** BEGIN Stored rows **
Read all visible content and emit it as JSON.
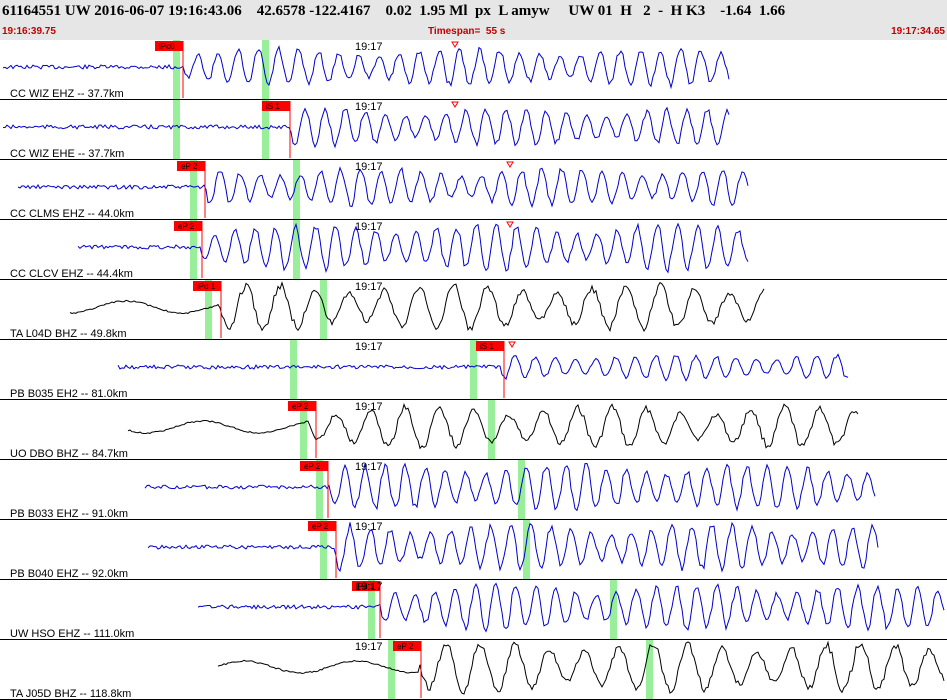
{
  "header": {
    "title": "61164551 UW 2016-06-07 19:16:43.06    42.6578 -122.4167    0.02  1.95 Ml  px  L amyw     UW 01  H   2  -  H K3    -1.64  1.66",
    "start_time": "19:16:39.75",
    "timespan": "Timespan=  55 s",
    "end_time": "19:17:34.65"
  },
  "colors": {
    "blue_trace": "#0000cc",
    "black_trace": "#000000",
    "pick_red": "#ff0000",
    "green_marker": "#99ee99",
    "separator": "#000000"
  },
  "panels": [
    {
      "label": "CC WIZ EHZ -- 37.7km",
      "time_label": "19:17",
      "pick": "iPc0",
      "color": "blue"
    },
    {
      "label": "CC WIZ EHE -- 37.7km",
      "time_label": "19:17",
      "pick": "iS 1",
      "color": "blue"
    },
    {
      "label": "CC CLMS EHZ -- 44.0km",
      "time_label": "19:17",
      "pick": "eP 2",
      "color": "blue"
    },
    {
      "label": "CC CLCV EHZ -- 44.4km",
      "time_label": "19:17",
      "pick": "eP 2",
      "color": "blue"
    },
    {
      "label": "TA L04D BHZ -- 49.8km",
      "time_label": "19:17",
      "pick": "iPd 1",
      "color": "black"
    },
    {
      "label": "PB B035 EH2 -- 81.0km",
      "time_label": "19:17",
      "pick": "iS 1",
      "color": "blue"
    },
    {
      "label": "UO DBO BHZ -- 84.7km",
      "time_label": "19:17",
      "pick": "eP 2",
      "color": "black"
    },
    {
      "label": "PB B033 EHZ -- 91.0km",
      "time_label": "19:17",
      "pick": "eP 2",
      "color": "blue"
    },
    {
      "label": "PB B040 EHZ -- 92.0km",
      "time_label": "19:17",
      "pick": "eP 2",
      "color": "blue"
    },
    {
      "label": "UW HSO EHZ -- 111.0km",
      "time_label": "19:17",
      "pick": "iPd 1",
      "color": "blue"
    },
    {
      "label": "TA J05D BHZ -- 118.8km",
      "time_label": "19:17",
      "pick": "eP 2",
      "color": "black"
    }
  ]
}
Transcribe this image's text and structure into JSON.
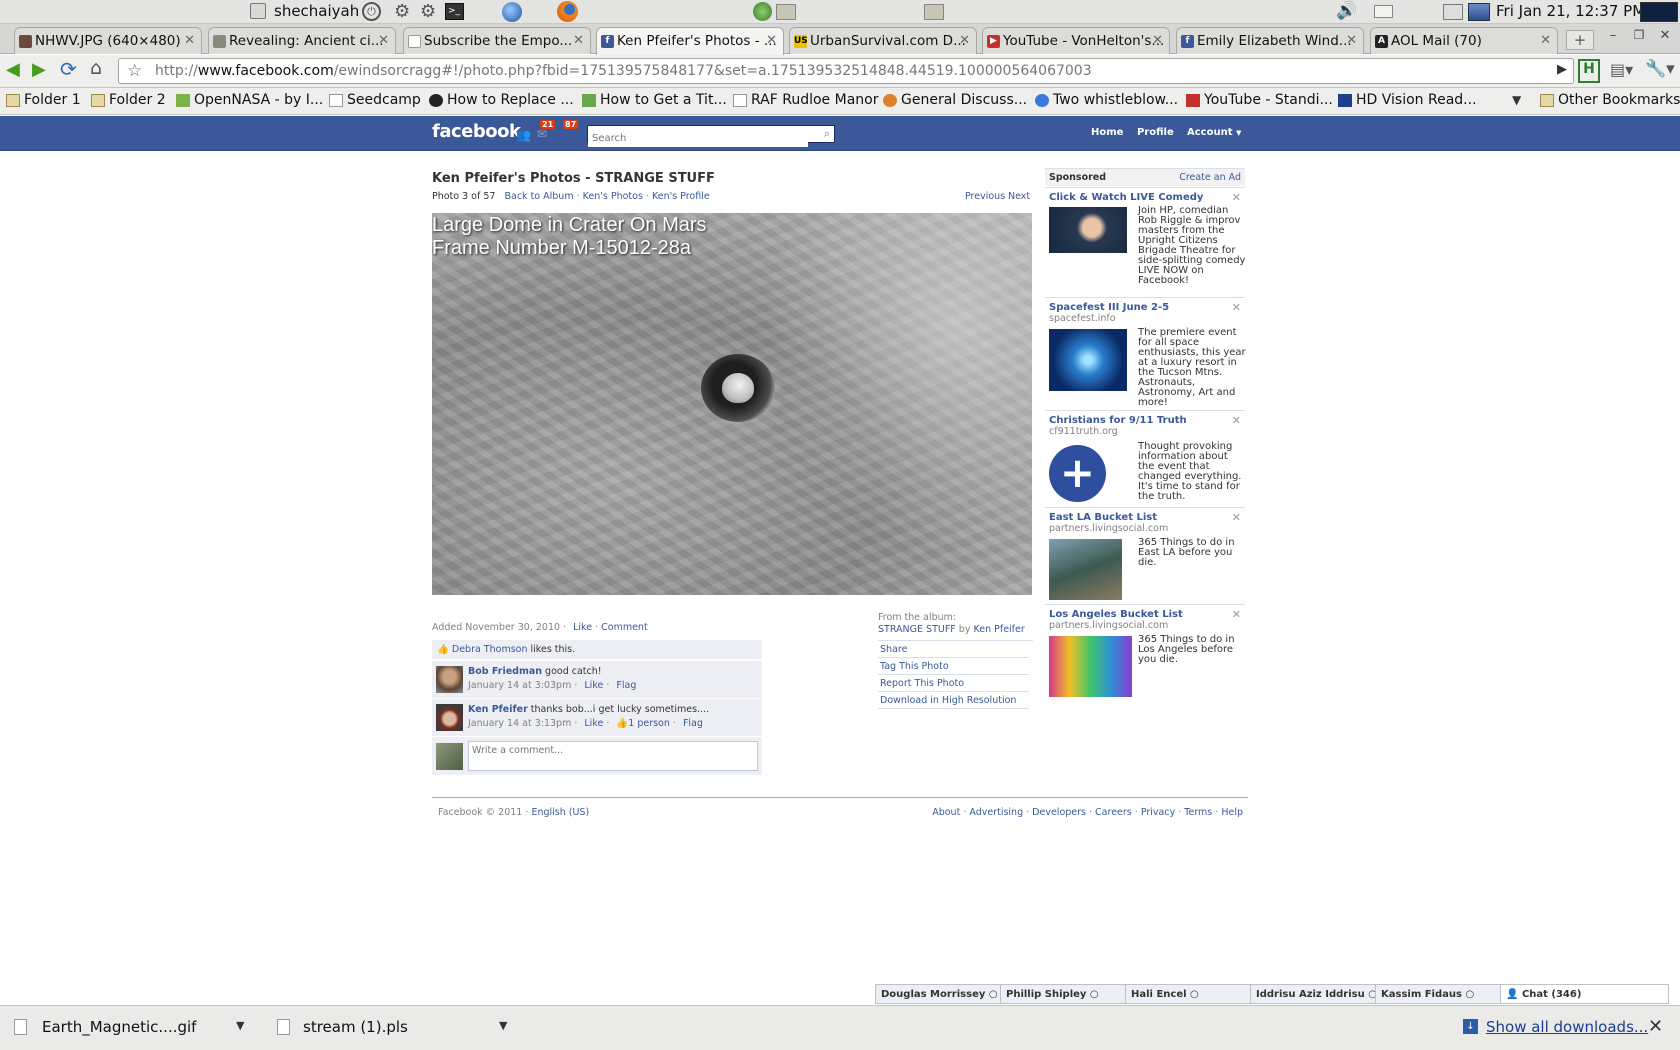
** END Stored rows **
Reproduce all of the data exactly, omitting each picture it holds.

● **Correct result**:
Read all visible content and emit it as JSON.
{
  "header": {
    "title": "61164551 UW 2016-06-07 19:16:43.06    42.6578 -122.4167    0.02  1.95 Ml  px  L amyw     UW 01  H   2  -  H K3    -1.64  1.66",
    "start_time": "19:16:39.75",
    "timespan": "Timespan=  55 s",
    "end_time": "19:17:34.65"
  },
  "colors": {
    "blue_trace": "#0000cc",
    "black_trace": "#000000",
    "pick_red": "#ff0000",
    "green_marker": "#99ee99",
    "separator": "#000000"
  },
  "panels": [
    {
      "label": "CC WIZ EHZ -- 37.7km",
      "time_label": "19:17",
      "pick": "iPc0",
      "color": "blue"
    },
    {
      "label": "CC WIZ EHE -- 37.7km",
      "time_label": "19:17",
      "pick": "iS 1",
      "color": "blue"
    },
    {
      "label": "CC CLMS EHZ -- 44.0km",
      "time_label": "19:17",
      "pick": "eP 2",
      "color": "blue"
    },
    {
      "label": "CC CLCV EHZ -- 44.4km",
      "time_label": "19:17",
      "pick": "eP 2",
      "color": "blue"
    },
    {
      "label": "TA L04D BHZ -- 49.8km",
      "time_label": "19:17",
      "pick": "iPd 1",
      "color": "black"
    },
    {
      "label": "PB B035 EH2 -- 81.0km",
      "time_label": "19:17",
      "pick": "iS 1",
      "color": "blue"
    },
    {
      "label": "UO DBO BHZ -- 84.7km",
      "time_label": "19:17",
      "pick": "eP 2",
      "color": "black"
    },
    {
      "label": "PB B033 EHZ -- 91.0km",
      "time_label": "19:17",
      "pick": "eP 2",
      "color": "blue"
    },
    {
      "label": "PB B040 EHZ -- 92.0km",
      "time_label": "19:17",
      "pick": "eP 2",
      "color": "blue"
    },
    {
      "label": "UW HSO EHZ -- 111.0km",
      "time_label": "19:17",
      "pick": "iPd 1",
      "color": "blue"
    },
    {
      "label": "TA J05D BHZ -- 118.8km",
      "time_label": "19:17",
      "pick": "eP 2",
      "color": "black"
    }
  ]
}
Transcribe this image's text and structure into JSON.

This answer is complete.